#### Job
List each line of the data that holds the word "Friedrich".
— start Dataset excerpts —
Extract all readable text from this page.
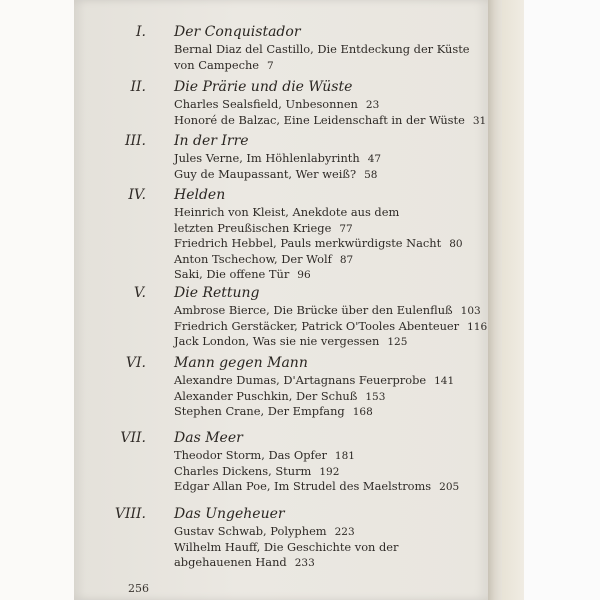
I. Der Conquistador
Bernal Diaz del Castillo, Die Entdeckung der Küste
von Campeche 7
II. Die Prärie und die Wüste
Charles Sealsfield, Unbesonnen 23
Honoré de Balzac, Eine Leidenschaft in der Wüste 31
III. In der Irre
Jules Verne, Im Höhlenlabyrinth 47
Guy de Maupassant, Wer weiß? 58
IV. Helden
Heinrich von Kleist, Anekdote aus dem
letzten Preußischen Kriege 77
Friedrich Hebbel, Pauls merkwürdigste Nacht 80
Anton Tschechow, Der Wolf 87
Saki, Die offene Tür 96
V. Die Rettung
Ambrose Bierce, Die Brücke über den Eulenfluß 103
Friedrich Gerstäcker, Patrick O'Tooles Abenteuer 116
Jack London, Was sie nie vergessen 125
VI. Mann gegen Mann
Alexandre Dumas, D'Artagnans Feuerprobe 141
Alexander Puschkin, Der Schuß 153
Stephen Crane, Der Empfang 168
VII. Das Meer
Theodor Storm, Das Opfer 181
Charles Dickens, Sturm 192
Edgar Allan Poe, Im Strudel des Maelstroms 205
VIII. Das Ungeheuer
Gustav Schwab, Polyphem 223
Wilhelm Hauff, Die Geschichte von der
abgehauenen Hand 233
256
— end Dataset excerpts —
#### Final result
Friedrich Hebbel, Pauls merkwürdigste Nacht 80
Friedrich Gerstäcker, Patrick O'Tooles Abenteuer 116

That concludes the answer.